OBJECTIF 1: Renommez « foxtrot » en « tango » dans le passage du texte sur le compositeur qui commence à « Dès ses premières » et se termine à « répertoire traditionnel écossais. », puis recopiez ce passage.
OBJECTIF 2: Prolongez le texte sur le langage polystylistique du compositeur à partir de sa dernière phrase.

DOCUMENT SOURCE:

*-*-*

Dès ses premières partitions, il invente un langage délibérément polystylistique, empruntant avec une insolence jubilatoire à une grande variété de langages et de traditions. Dans sa Sinfonia (1962), par exemple, il utilise un langage sériel, combiné à des figures compositionnelles du Moyen Âge et de la Renaissance. St Thomas Wake (1969) est le lieu d’un carambolage entre le foxtrot et la musique du virginaliste élisabéthain John Bull. Au cours de sa longue carrière, il n’hésitera pas non plus à pêcher dans le rock ou dans le vaste répertoire traditionnel écossais.

*-*-*

BLOC DE DONNÉES:
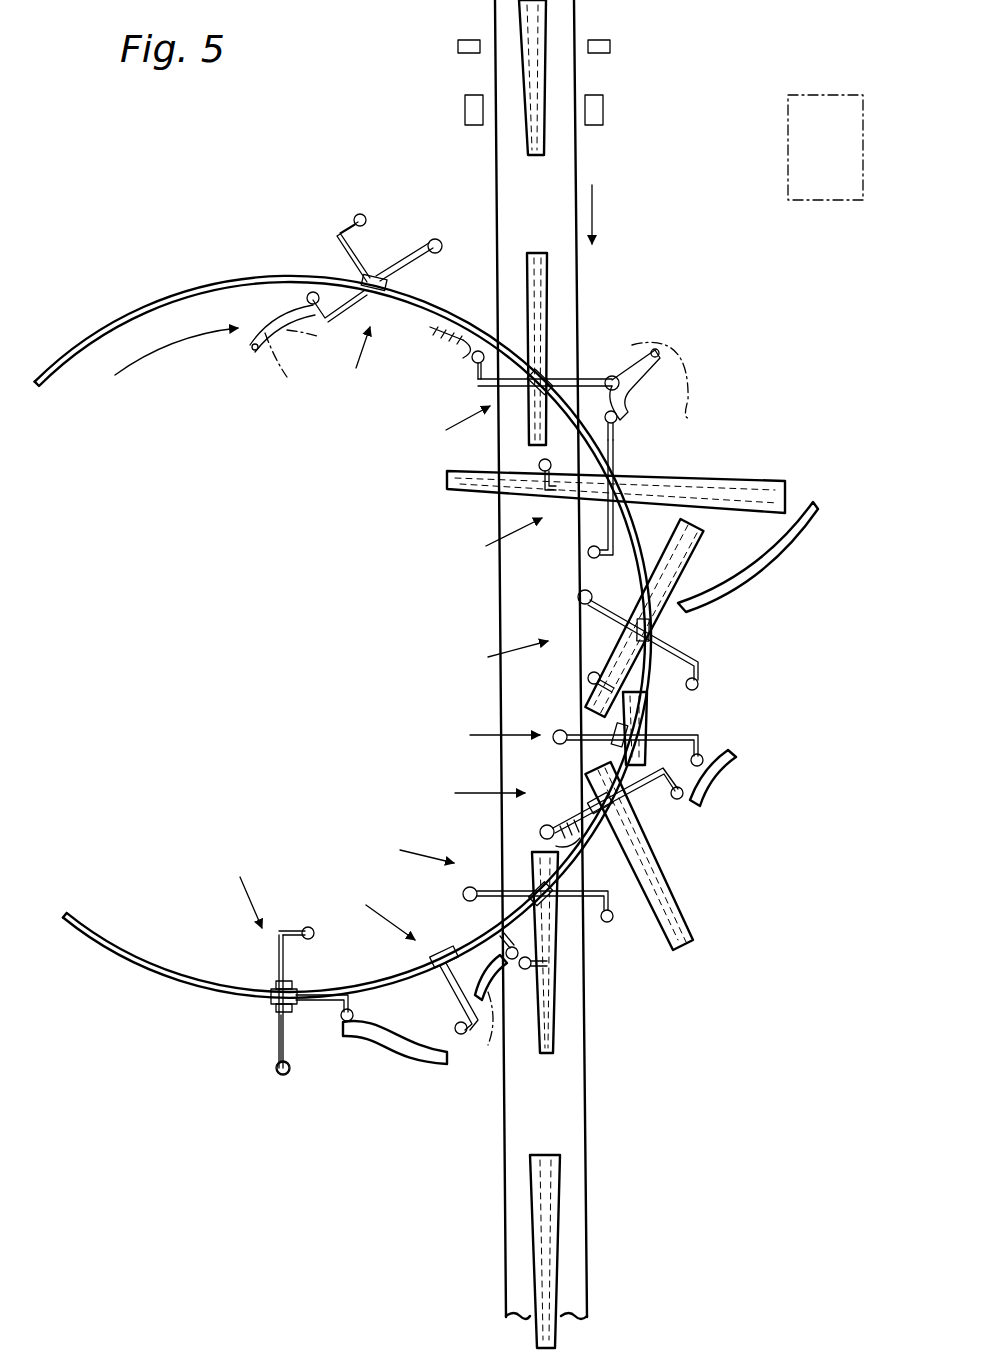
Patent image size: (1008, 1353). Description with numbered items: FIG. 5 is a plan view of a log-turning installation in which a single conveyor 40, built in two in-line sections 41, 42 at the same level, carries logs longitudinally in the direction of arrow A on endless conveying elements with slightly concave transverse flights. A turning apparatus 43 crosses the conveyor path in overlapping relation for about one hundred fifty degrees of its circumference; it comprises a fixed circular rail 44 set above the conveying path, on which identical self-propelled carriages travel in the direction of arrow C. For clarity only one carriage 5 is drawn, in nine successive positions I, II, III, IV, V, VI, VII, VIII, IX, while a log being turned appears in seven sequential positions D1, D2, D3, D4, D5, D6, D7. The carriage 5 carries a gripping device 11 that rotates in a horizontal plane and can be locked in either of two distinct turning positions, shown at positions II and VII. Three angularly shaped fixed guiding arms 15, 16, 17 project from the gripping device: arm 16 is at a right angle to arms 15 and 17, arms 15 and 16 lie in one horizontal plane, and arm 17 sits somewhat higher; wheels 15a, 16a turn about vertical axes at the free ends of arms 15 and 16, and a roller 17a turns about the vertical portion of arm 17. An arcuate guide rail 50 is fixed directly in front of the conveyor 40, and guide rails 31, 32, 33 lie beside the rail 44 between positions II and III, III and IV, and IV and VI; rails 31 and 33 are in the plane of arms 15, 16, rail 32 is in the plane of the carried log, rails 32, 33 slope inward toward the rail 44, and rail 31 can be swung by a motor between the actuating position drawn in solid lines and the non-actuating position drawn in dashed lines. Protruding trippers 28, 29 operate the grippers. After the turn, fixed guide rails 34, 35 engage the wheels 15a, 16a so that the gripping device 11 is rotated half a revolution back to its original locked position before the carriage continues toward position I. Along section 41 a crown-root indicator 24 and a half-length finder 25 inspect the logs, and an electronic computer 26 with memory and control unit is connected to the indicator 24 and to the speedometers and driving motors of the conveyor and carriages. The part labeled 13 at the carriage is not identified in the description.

*-*-*

RÉPONSE RÉDIGÉE 1:
Dès ses premières partitions, il invente un langage délibérément polystylistique, empruntant avec une insolence jubilatoire à une grande variété de langages et de traditions. Dans sa Sinfonia (1962), par exemple, il utilise un langage sériel, combiné à des figures compositionnelles du Moyen Âge et de la Renaissance. St Thomas Wake (1969) est le lieu d’un carambolage entre le tango et la musique du virginaliste élisabéthain John Bull. Au cours de sa longue carrière, il n’hésitera pas non plus à pêcher dans le rock ou dans le vaste répertoire traditionnel écossais.

RÉPONSE RÉDIGÉE 2:
2_Eight songs

À ce titre, Eight Songs for a Mad King (1969) représente un sommet dans le parcours de Peter Maxwell Davies. L’œuvre est destinée aux Pierrot Players, un ensemble de chambre modelé sur l’effectif du Pierrot Lunaire, qu’il a fondé en 1967 avec Harrison Birtwistle, pour explorer notamment le domaine du théâtre musical. S’appuyant sur un livret de Randolph Stow, ce cycle de chansons, qui est aussi une expérience scénique acide, convoque la figure de George III pour une saisissante représentation de la folie. Le roi fou, qui régna sur le gigantesque empire britannique de 1760 à 1820, y est dépeint reclus auprès de ses oiseaux, s’efforçant de leur apprendre à chanter. Non content de s’attaquer ainsi à la figure d’un monarque et donc aux dérives de ce système politique, il n’hésite pas à parodier et détourner au passage quelques monuments de la musique — de ceux qui sont intrinsèquement associés à l’histoire et à la culture de son pays, à commencer par le Messie de Haendel.
Inutile de préciser que ce chef-d’œuvre follement drôle et absurde déclencha à l’époque un véritable scandale.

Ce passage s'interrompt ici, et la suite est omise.